------ MATERIAL PROVIDED ------
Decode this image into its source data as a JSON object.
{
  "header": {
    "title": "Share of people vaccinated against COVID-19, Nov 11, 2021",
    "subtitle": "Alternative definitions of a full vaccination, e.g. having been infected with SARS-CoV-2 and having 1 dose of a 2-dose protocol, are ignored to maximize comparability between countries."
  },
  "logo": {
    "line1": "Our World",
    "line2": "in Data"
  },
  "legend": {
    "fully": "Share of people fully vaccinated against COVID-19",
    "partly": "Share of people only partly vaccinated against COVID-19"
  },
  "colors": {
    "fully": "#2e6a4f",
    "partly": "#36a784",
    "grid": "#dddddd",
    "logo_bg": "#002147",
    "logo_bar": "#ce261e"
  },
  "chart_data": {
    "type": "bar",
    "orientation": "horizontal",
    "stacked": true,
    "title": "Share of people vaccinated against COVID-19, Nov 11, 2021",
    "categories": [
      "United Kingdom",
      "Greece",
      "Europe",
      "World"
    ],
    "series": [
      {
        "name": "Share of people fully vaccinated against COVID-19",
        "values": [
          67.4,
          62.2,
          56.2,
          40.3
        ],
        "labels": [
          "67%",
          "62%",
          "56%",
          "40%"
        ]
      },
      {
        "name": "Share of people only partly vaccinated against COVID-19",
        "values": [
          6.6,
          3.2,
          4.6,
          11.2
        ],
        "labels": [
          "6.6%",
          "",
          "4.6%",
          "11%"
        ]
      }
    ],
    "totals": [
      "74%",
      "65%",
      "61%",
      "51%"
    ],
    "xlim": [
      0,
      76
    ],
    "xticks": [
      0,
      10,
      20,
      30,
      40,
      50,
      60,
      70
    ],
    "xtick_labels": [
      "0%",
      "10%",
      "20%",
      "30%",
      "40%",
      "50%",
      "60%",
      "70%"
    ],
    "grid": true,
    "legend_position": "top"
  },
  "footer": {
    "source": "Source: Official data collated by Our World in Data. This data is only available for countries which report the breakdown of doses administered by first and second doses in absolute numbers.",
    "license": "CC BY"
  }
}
------
**YOUR GOAL:**
Identify every line where the string "World" appears.

**FINAL ANSWER:**
    "line1": "Our World",
      "World"
    "source": "Source: Official data collated by Our World in Data. This data is only available for countries which report the breakdown of doses administered by first and second doses in absolute numbers.",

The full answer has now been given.